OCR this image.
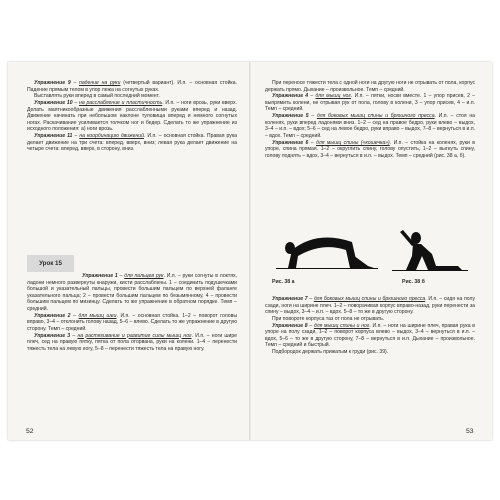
Упражнение 9 – падение на руки (четвертый вариант). И.п. – основная стойка. Падение прямым телом в упор лежа на согнутых руках.

Выставлять руки вперед в самый последний момент.

Упражнение 10 – на расслабление и пластичность. И.п. – ноги врозь, руки вверх. Делать маятникообразные движения расслабленными руками вперед и назад. Движение начинать при небольшом наклоне туловища вперед и немного согнутых ногах. Раскачивание усиливается толчком ног и бедер. Сделать то же упражнение из исходного положения: а) ноги врозь.

Упражнение 11 – на координацию движений. И.п. – основная стойка. Правая рука делает движение на три счета: вперед, вверх, вниз; левая рука делает движение на четыре счета: вперед, вверх, в сторону, вниз.

Урок 15

Упражнение 1 – для пальцев рук. И.п. – руки согнуты в локтях, ладони немного развернуты кнаружи, кисти расслаблены. 1 – соединить подушечками большой и указательный пальцы, провести большим пальцем по верхней фаланге указательного пальца; 2 – провести большим пальцем по безымянному, 4 – провести большим пальцем по мизинцу. Сделать то же упражнение в обратном порядке. Темп – средний.

Упражнение 2 – для мышц шеи. И.п. – основная стойка. 1–2 – поворот головы вправо, 3–4 – отклонить голову назад, 5–6 – влево. Сделать то же упражнение в другую сторону. Темп – средний.

Упражнение 3 – на растягивание и развитие силы мышц ног. И.п. – ноги шире плеч, сед на правую пятку, пятка от пола оторвана, руки на колени. 1–4 – перенести тяжесть тела на левую ногу, 5–8 – перенести тяжесть тела на правую ногу.

52

При переносе тяжести тела с одной ноги на другую ноги не отрывать от пола, корпус держать прямо. Дыхание – произвольное. Темп – средний.

Упражнение 4 – для мышц ног. И.п. – пятки, носки вместе. 1 – упор присев, 2 – выпрямить колени, не отрывая рук от пола, голову в колени, 3 – упор присев, 4 – и.п. Темп – средний.

Упражнение 5 – для боковых мышц спины и брюшного пресса. И.п. – стоя на коленях, руки вперед ладонями вниз. 1–2 – сед на правое бедро, руки влево – выдох, 3–4 – и.п. – вдох; 5–6 – сед на левое бедро, руки вправо – выдох, 7–8 – вернуться в и.п. – вдох. Темп – средний.

Упражнение 6 – для мышц спины («кошечка»). И.п. – стойка на коленях, руки в упоре, спина прямая. 1–2 – округлить спину, голову опустить, 1–2 – выгнуть спину, голову поднять – вдох, 3–4 – вернуться в и.п. – выдох. Темп – средний (рис. 38 а, б).

Рис. 38 а	Рис. 38 б

Упражнение 7 – для боковых мышц спины и брюшного пресса. И.п. – сидя на полу сзади, ноги на ширине плеч. 1–2 – поворачивая корпус вправо-назад, руки перенести за спину – выдох, 3–4 – и.п. – вдох. 5–8 – то же в другую сторону.

При повороте корпуса таз от пола не отрывать.

Упражнение 8 – для мышц спины и ног. И.п. – ноги на ширине плеч, правая рука в упоре на полу сзади, 1–2 – поворот корпуса влево – выдох, 3–4 – вернуться в и.п. – вдох, 5–6 – то же в другую сторону, 7–8 – вернуться в и.п. Дыхание – произвольное. Темп – средний и быстрый.

Подбородок держать прижатым к груди (рис. 39).

53
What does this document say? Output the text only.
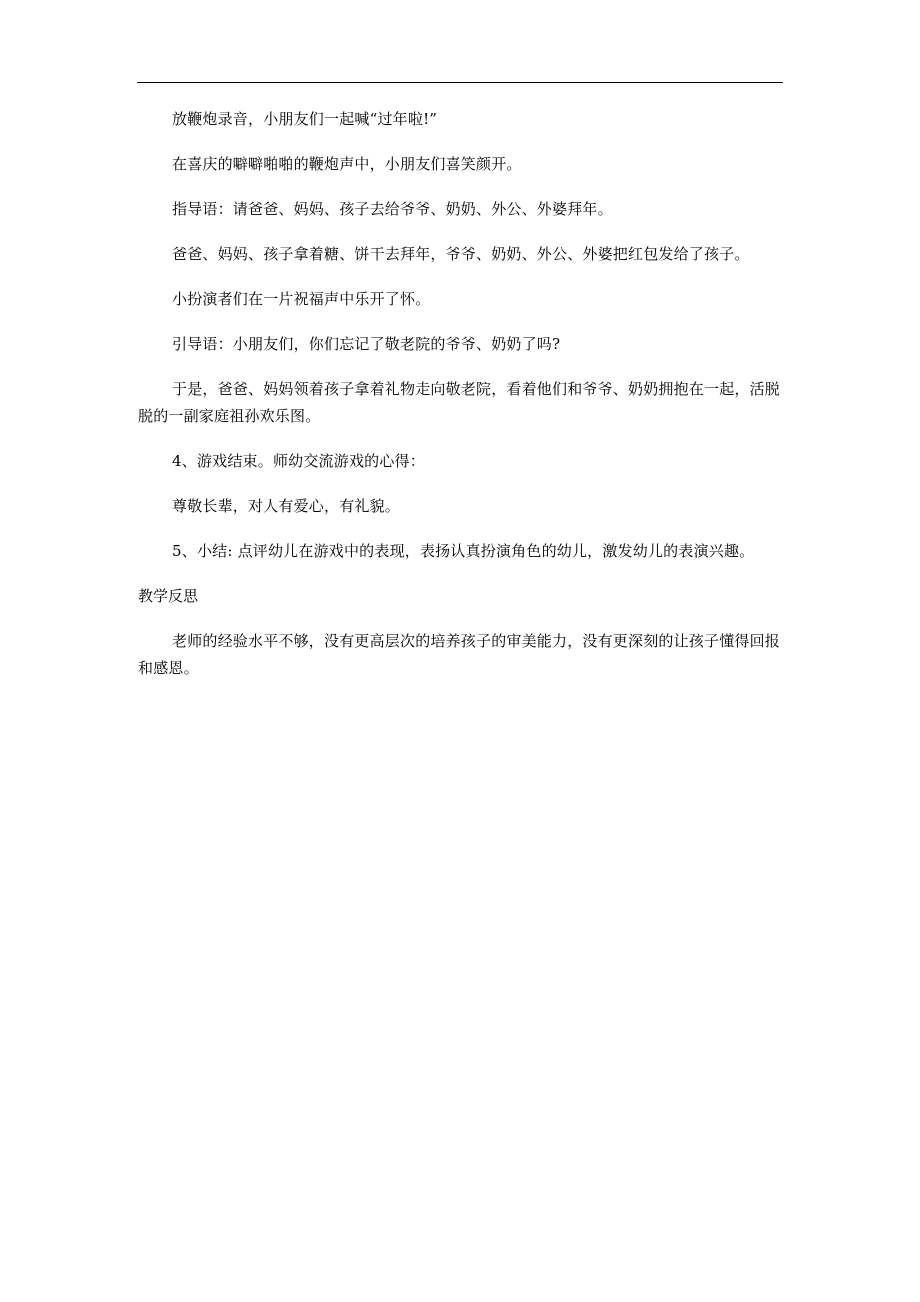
放鞭炮录音，小朋友们一起喊“过年啦!”

在喜庆的噼噼啪啪的鞭炮声中，小朋友们喜笑颜开。

指导语：请爸爸、妈妈、孩子去给爷爷、奶奶、外公、外婆拜年。

爸爸、妈妈、孩子拿着糖、饼干去拜年，爷爷、奶奶、外公、外婆把红包发给了孩子。

小扮演者们在一片祝福声中乐开了怀。

引导语：小朋友们，你们忘记了敬老院的爷爷、奶奶了吗?

于是，爸爸、妈妈领着孩子拿着礼物走向敬老院，看着他们和爷爷、奶奶拥抱在一起，活脱脱的一副家庭祖孙欢乐图。

4、游戏结束。师幼交流游戏的心得：

尊敬长辈，对人有爱心，有礼貌。

5、小结: 点评幼儿在游戏中的表现，表扬认真扮演角色的幼儿，激发幼儿的表演兴趣。

教学反思

老师的经验水平不够，没有更高层次的培养孩子的审美能力，没有更深刻的让孩子懂得回报和感恩。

----------

**Instruction**
Return all of the data exactly as written, and drop the pictures.

**Result of this task**
OCR this image.
Упражнение 9 – падение на руки (четвертый вариант). И.п. – основная стойка. Падение прямым телом в упор лежа на согнутых руках.

Выставлять руки вперед в самый последний момент.

Упражнение 10 – на расслабление и пластичность. И.п. – ноги врозь, руки вверх. Делать маятникообразные движения расслабленными руками вперед и назад. Движение начинать при небольшом наклоне туловища вперед и немного согнутых ногах. Раскачивание усиливается толчком ног и бедер. Сделать то же упражнение из исходного положения: а) ноги врозь.

Упражнение 11 – на координацию движений. И.п. – основная стойка. Правая рука делает движение на три счета: вперед, вверх, вниз; левая рука делает движение на четыре счета: вперед, вверх, в сторону, вниз.

Урок 15

Упражнение 1 – для пальцев рук. И.п. – руки согнуты в локтях, ладони немного развернуты кнаружи, кисти расслаблены. 1 – соединить подушечками большой и указательный пальцы, провести большим пальцем по верхней фаланге указательного пальца; 2 – провести большим пальцем по безымянному, 4 – провести большим пальцем по мизинцу. Сделать то же упражнение в обратном порядке. Темп – средний.

Упражнение 2 – для мышц шеи. И.п. – основная стойка. 1–2 – поворот головы вправо, 3–4 – отклонить голову назад, 5–6 – влево. Сделать то же упражнение в другую сторону. Темп – средний.

Упражнение 3 – на растягивание и развитие силы мышц ног. И.п. – ноги шире плеч, сед на правую пятку, пятка от пола оторвана, руки на колени. 1–4 – перенести тяжесть тела на левую ногу, 5–8 – перенести тяжесть тела на правую ногу.

52

При переносе тяжести тела с одной ноги на другую ноги не отрывать от пола, корпус держать прямо. Дыхание – произвольное. Темп – средний.

Упражнение 4 – для мышц ног. И.п. – пятки, носки вместе. 1 – упор присев, 2 – выпрямить колени, не отрывая рук от пола, голову в колени, 3 – упор присев, 4 – и.п. Темп – средний.

Упражнение 5 – для боковых мышц спины и брюшного пресса. И.п. – стоя на коленях, руки вперед ладонями вниз. 1–2 – сед на правое бедро, руки влево – выдох, 3–4 – и.п. – вдох; 5–6 – сед на левое бедро, руки вправо – выдох, 7–8 – вернуться в и.п. – вдох. Темп – средний.

Упражнение 6 – для мышц спины («кошечка»). И.п. – стойка на коленях, руки в упоре, спина прямая. 1–2 – округлить спину, голову опустить, 1–2 – выгнуть спину, голову поднять – вдох, 3–4 – вернуться в и.п. – выдох. Темп – средний (рис. 38 а, б).

Рис. 38 а	Рис. 38 б

Упражнение 7 – для боковых мышц спины и брюшного пресса. И.п. – сидя на полу сзади, ноги на ширине плеч. 1–2 – поворачивая корпус вправо-назад, руки перенести за спину – выдох, 3–4 – и.п. – вдох. 5–8 – то же в другую сторону.

При повороте корпуса таз от пола не отрывать.

Упражнение 8 – для мышц спины и ног. И.п. – ноги на ширине плеч, правая рука в упоре на полу сзади, 1–2 – поворот корпуса влево – выдох, 3–4 – вернуться в и.п. – вдох, 5–6 – то же в другую сторону, 7–8 – вернуться в и.п. Дыхание – произвольное. Темп – средний и быстрый.

Подбородок держать прижатым к груди (рис. 39).

53
What does this document say? Output the text only.
放鞭炮录音，小朋友们一起喊“过年啦!”

在喜庆的噼噼啪啪的鞭炮声中，小朋友们喜笑颜开。

指导语：请爸爸、妈妈、孩子去给爷爷、奶奶、外公、外婆拜年。

爸爸、妈妈、孩子拿着糖、饼干去拜年，爷爷、奶奶、外公、外婆把红包发给了孩子。

小扮演者们在一片祝福声中乐开了怀。

引导语：小朋友们，你们忘记了敬老院的爷爷、奶奶了吗?

于是，爸爸、妈妈领着孩子拿着礼物走向敬老院，看着他们和爷爷、奶奶拥抱在一起，活脱脱的一副家庭祖孙欢乐图。

4、游戏结束。师幼交流游戏的心得：

尊敬长辈，对人有爱心，有礼貌。

5、小结: 点评幼儿在游戏中的表现，表扬认真扮演角色的幼儿，激发幼儿的表演兴趣。

教学反思

老师的经验水平不够，没有更高层次的培养孩子的审美能力，没有更深刻的让孩子懂得回报和感恩。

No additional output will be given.